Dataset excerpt
· · ·

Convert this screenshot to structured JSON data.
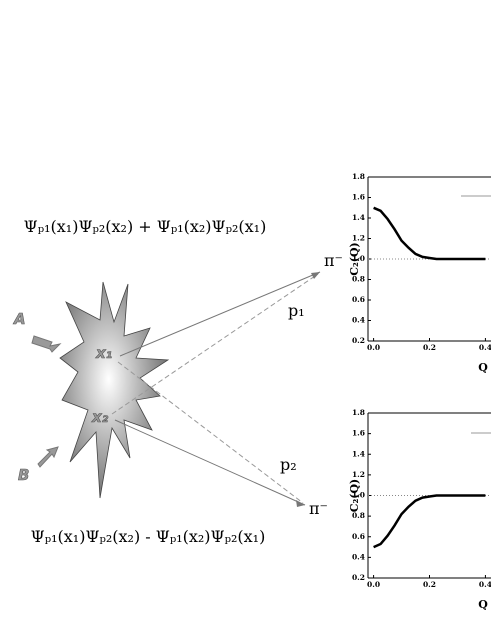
{
  "diagram": {
    "formula_top": "Ψₚ₁(x₁)Ψₚ₂(x₂) + Ψₚ₁(x₂)Ψₚ₂(x₁)",
    "formula_bottom": "Ψₚ₁(x₁)Ψₚ₂(x₂) - Ψₚ₁(x₂)Ψₚ₂(x₁)",
    "beam_a": "A",
    "beam_b": "B",
    "point_1": "x₁",
    "point_2": "x₂",
    "pion_top": "π⁻",
    "pion_bottom": "π⁻",
    "momentum_1": "p₁",
    "momentum_2": "p₂"
  },
  "chart_data": [
    {
      "type": "line",
      "x_label": "Q",
      "y_label": "C₂(Q)",
      "x": [
        0,
        0.025,
        0.05,
        0.075,
        0.1,
        0.125,
        0.15,
        0.175,
        0.2,
        0.225,
        0.25,
        0.275,
        0.3,
        0.325,
        0.35,
        0.375,
        0.4
      ],
      "series": [
        {
          "color": "#000000",
          "values": [
            1.5,
            1.47,
            1.39,
            1.29,
            1.18,
            1.11,
            1.05,
            1.02,
            1.01,
            1.0,
            1.0,
            1.0,
            1.0,
            1.0,
            1.0,
            1.0,
            1.0
          ]
        }
      ],
      "reference_line": 1,
      "xlim": [
        -0.02,
        0.42
      ],
      "ylim": [
        0.2,
        1.8
      ],
      "xticks": [
        {
          "value": 0,
          "label": "0.0"
        },
        0.2,
        0.4
      ],
      "yticks": [
        0.2,
        0.4,
        0.6,
        0.8,
        {
          "value": 1,
          "label": "1.0"
        },
        1.2,
        1.4,
        1.6,
        1.8
      ]
    },
    {
      "type": "line",
      "x_label": "Q",
      "y_label": "C₂(Q)",
      "x": [
        0,
        0.025,
        0.05,
        0.075,
        0.1,
        0.125,
        0.15,
        0.175,
        0.2,
        0.225,
        0.25,
        0.275,
        0.3,
        0.325,
        0.35,
        0.375,
        0.4
      ],
      "series": [
        {
          "color": "#000000",
          "values": [
            0.5,
            0.53,
            0.61,
            0.71,
            0.82,
            0.89,
            0.95,
            0.98,
            0.99,
            1.0,
            1.0,
            1.0,
            1.0,
            1.0,
            1.0,
            1.0,
            1.0
          ]
        }
      ],
      "reference_line": 1,
      "xlim": [
        -0.02,
        0.42
      ],
      "ylim": [
        0.2,
        1.8
      ],
      "xticks": [
        {
          "value": 0,
          "label": "0.0"
        },
        0.2,
        0.4
      ],
      "yticks": [
        0.2,
        0.4,
        0.6,
        0.8,
        {
          "value": 1,
          "label": "1.0"
        },
        1.2,
        1.4,
        1.6,
        1.8
      ]
    }
  ]
}
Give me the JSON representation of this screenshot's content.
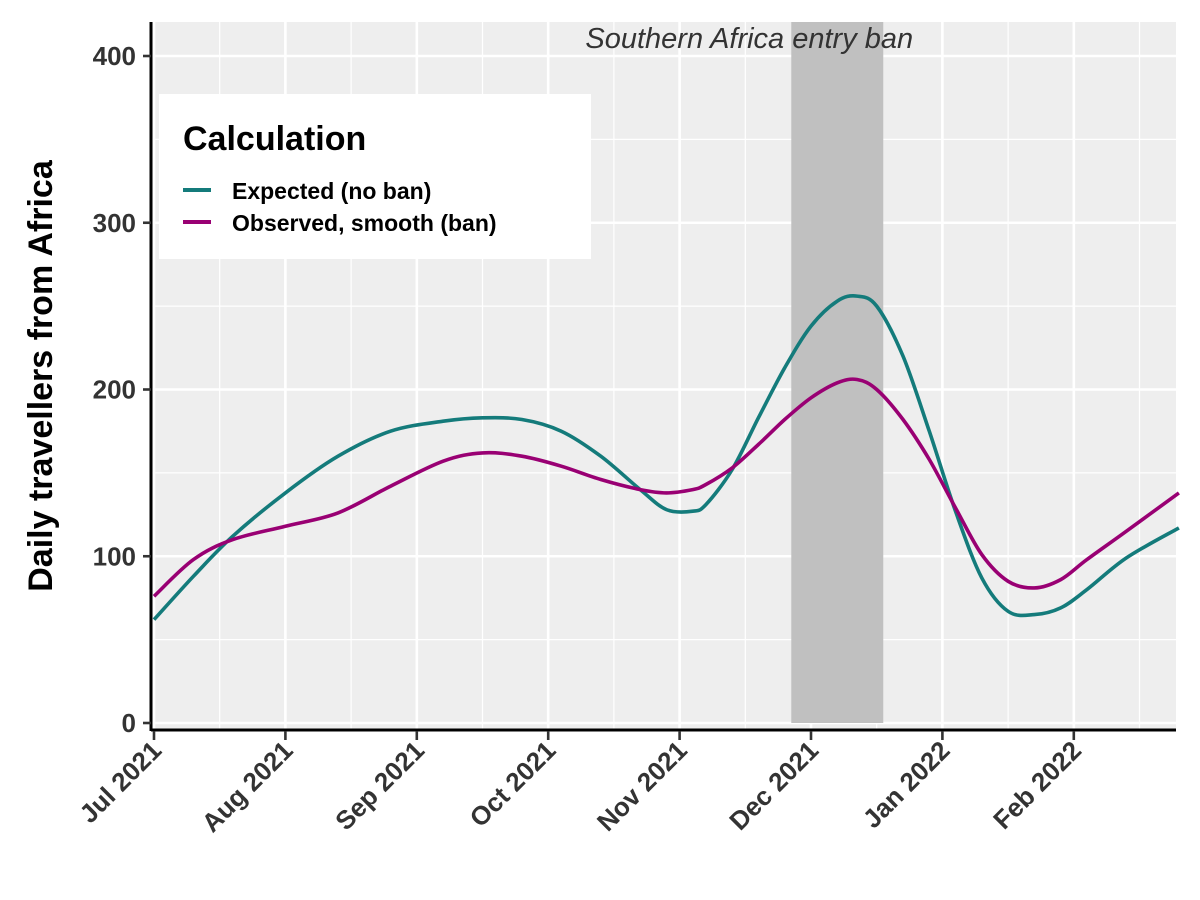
{
  "chart_data": {
    "type": "line",
    "title": "",
    "xlabel": "",
    "ylabel": "Daily travellers from Africa",
    "ylim": [
      0,
      400
    ],
    "yticks": [
      0,
      100,
      200,
      300,
      400
    ],
    "x_unit": "months since 1 Jul 2021",
    "xlim": [
      0,
      7.8
    ],
    "xticks": [
      {
        "x": 0,
        "label": "Jul 2021"
      },
      {
        "x": 1,
        "label": "Aug 2021"
      },
      {
        "x": 2,
        "label": "Sep 2021"
      },
      {
        "x": 3,
        "label": "Oct 2021"
      },
      {
        "x": 4,
        "label": "Nov 2021"
      },
      {
        "x": 5,
        "label": "Dec 2021"
      },
      {
        "x": 6,
        "label": "Jan 2022"
      },
      {
        "x": 7,
        "label": "Feb 2022"
      }
    ],
    "grid": true,
    "shaded_region": {
      "x_start": 4.85,
      "x_end": 5.55,
      "label": "Southern Africa entry ban",
      "color": "#c0c0c0"
    },
    "legend": {
      "title": "Calculation",
      "position": "top-left"
    },
    "series": [
      {
        "name": "Expected (no ban)",
        "color": "#147b7b",
        "x": [
          0,
          0.3,
          0.6,
          1.0,
          1.4,
          1.8,
          2.2,
          2.5,
          2.8,
          3.1,
          3.4,
          3.7,
          3.9,
          4.1,
          4.2,
          4.4,
          4.6,
          4.8,
          5.0,
          5.2,
          5.35,
          5.5,
          5.7,
          5.9,
          6.1,
          6.3,
          6.5,
          6.7,
          6.9,
          7.1,
          7.4,
          7.8
        ],
        "values": [
          62,
          88,
          112,
          138,
          160,
          175,
          181,
          183,
          182,
          175,
          160,
          140,
          128,
          127,
          131,
          152,
          183,
          213,
          238,
          253,
          256,
          250,
          220,
          175,
          127,
          87,
          67,
          65,
          69,
          80,
          99,
          117
        ]
      },
      {
        "name": "Observed, smooth (ban)",
        "color": "#990073",
        "x": [
          0,
          0.3,
          0.6,
          1.0,
          1.4,
          1.8,
          2.2,
          2.5,
          2.8,
          3.1,
          3.4,
          3.7,
          3.9,
          4.1,
          4.2,
          4.4,
          4.6,
          4.8,
          5.0,
          5.2,
          5.35,
          5.5,
          5.7,
          5.9,
          6.1,
          6.3,
          6.5,
          6.7,
          6.9,
          7.1,
          7.4,
          7.8
        ],
        "values": [
          76,
          98,
          110,
          118,
          126,
          142,
          157,
          162,
          160,
          154,
          146,
          140,
          138,
          140,
          143,
          153,
          167,
          182,
          195,
          204,
          206,
          200,
          182,
          158,
          129,
          101,
          85,
          81,
          86,
          98,
          115,
          138
        ]
      }
    ]
  }
}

· · ·

_Exercise_
Reproduce every entry word for word, but skip any pictures.

_Completed task_
Convert this screenshot to structured JSON data.
{
  "diagram": {
    "formula_top": "Ψₚ₁(x₁)Ψₚ₂(x₂) + Ψₚ₁(x₂)Ψₚ₂(x₁)",
    "formula_bottom": "Ψₚ₁(x₁)Ψₚ₂(x₂) - Ψₚ₁(x₂)Ψₚ₂(x₁)",
    "beam_a": "A",
    "beam_b": "B",
    "point_1": "x₁",
    "point_2": "x₂",
    "pion_top": "π⁻",
    "pion_bottom": "π⁻",
    "momentum_1": "p₁",
    "momentum_2": "p₂"
  },
  "chart_data": [
    {
      "type": "line",
      "x_label": "Q",
      "y_label": "C₂(Q)",
      "x": [
        0,
        0.025,
        0.05,
        0.075,
        0.1,
        0.125,
        0.15,
        0.175,
        0.2,
        0.225,
        0.25,
        0.275,
        0.3,
        0.325,
        0.35,
        0.375,
        0.4
      ],
      "series": [
        {
          "color": "#000000",
          "values": [
            1.5,
            1.47,
            1.39,
            1.29,
            1.18,
            1.11,
            1.05,
            1.02,
            1.01,
            1.0,
            1.0,
            1.0,
            1.0,
            1.0,
            1.0,
            1.0,
            1.0
          ]
        }
      ],
      "reference_line": 1,
      "xlim": [
        -0.02,
        0.42
      ],
      "ylim": [
        0.2,
        1.8
      ],
      "xticks": [
        {
          "value": 0,
          "label": "0.0"
        },
        0.2,
        0.4
      ],
      "yticks": [
        0.2,
        0.4,
        0.6,
        0.8,
        {
          "value": 1,
          "label": "1.0"
        },
        1.2,
        1.4,
        1.6,
        1.8
      ]
    },
    {
      "type": "line",
      "x_label": "Q",
      "y_label": "C₂(Q)",
      "x": [
        0,
        0.025,
        0.05,
        0.075,
        0.1,
        0.125,
        0.15,
        0.175,
        0.2,
        0.225,
        0.25,
        0.275,
        0.3,
        0.325,
        0.35,
        0.375,
        0.4
      ],
      "series": [
        {
          "color": "#000000",
          "values": [
            0.5,
            0.53,
            0.61,
            0.71,
            0.82,
            0.89,
            0.95,
            0.98,
            0.99,
            1.0,
            1.0,
            1.0,
            1.0,
            1.0,
            1.0,
            1.0,
            1.0
          ]
        }
      ],
      "reference_line": 1,
      "xlim": [
        -0.02,
        0.42
      ],
      "ylim": [
        0.2,
        1.8
      ],
      "xticks": [
        {
          "value": 0,
          "label": "0.0"
        },
        0.2,
        0.4
      ],
      "yticks": [
        0.2,
        0.4,
        0.6,
        0.8,
        {
          "value": 1,
          "label": "1.0"
        },
        1.2,
        1.4,
        1.6,
        1.8
      ]
    }
  ]
}
Give me the JSON representation of this screenshot's content.
{
  "chart_data": {
    "type": "line",
    "title": "",
    "xlabel": "",
    "ylabel": "Daily travellers from Africa",
    "ylim": [
      0,
      400
    ],
    "yticks": [
      0,
      100,
      200,
      300,
      400
    ],
    "x_unit": "months since 1 Jul 2021",
    "xlim": [
      0,
      7.8
    ],
    "xticks": [
      {
        "x": 0,
        "label": "Jul 2021"
      },
      {
        "x": 1,
        "label": "Aug 2021"
      },
      {
        "x": 2,
        "label": "Sep 2021"
      },
      {
        "x": 3,
        "label": "Oct 2021"
      },
      {
        "x": 4,
        "label": "Nov 2021"
      },
      {
        "x": 5,
        "label": "Dec 2021"
      },
      {
        "x": 6,
        "label": "Jan 2022"
      },
      {
        "x": 7,
        "label": "Feb 2022"
      }
    ],
    "grid": true,
    "shaded_region": {
      "x_start": 4.85,
      "x_end": 5.55,
      "label": "Southern Africa entry ban",
      "color": "#c0c0c0"
    },
    "legend": {
      "title": "Calculation",
      "position": "top-left"
    },
    "series": [
      {
        "name": "Expected (no ban)",
        "color": "#147b7b",
        "x": [
          0,
          0.3,
          0.6,
          1.0,
          1.4,
          1.8,
          2.2,
          2.5,
          2.8,
          3.1,
          3.4,
          3.7,
          3.9,
          4.1,
          4.2,
          4.4,
          4.6,
          4.8,
          5.0,
          5.2,
          5.35,
          5.5,
          5.7,
          5.9,
          6.1,
          6.3,
          6.5,
          6.7,
          6.9,
          7.1,
          7.4,
          7.8
        ],
        "values": [
          62,
          88,
          112,
          138,
          160,
          175,
          181,
          183,
          182,
          175,
          160,
          140,
          128,
          127,
          131,
          152,
          183,
          213,
          238,
          253,
          256,
          250,
          220,
          175,
          127,
          87,
          67,
          65,
          69,
          80,
          99,
          117
        ]
      },
      {
        "name": "Observed, smooth (ban)",
        "color": "#990073",
        "x": [
          0,
          0.3,
          0.6,
          1.0,
          1.4,
          1.8,
          2.2,
          2.5,
          2.8,
          3.1,
          3.4,
          3.7,
          3.9,
          4.1,
          4.2,
          4.4,
          4.6,
          4.8,
          5.0,
          5.2,
          5.35,
          5.5,
          5.7,
          5.9,
          6.1,
          6.3,
          6.5,
          6.7,
          6.9,
          7.1,
          7.4,
          7.8
        ],
        "values": [
          76,
          98,
          110,
          118,
          126,
          142,
          157,
          162,
          160,
          154,
          146,
          140,
          138,
          140,
          143,
          153,
          167,
          182,
          195,
          204,
          206,
          200,
          182,
          158,
          129,
          101,
          85,
          81,
          86,
          98,
          115,
          138
        ]
      }
    ]
  }
}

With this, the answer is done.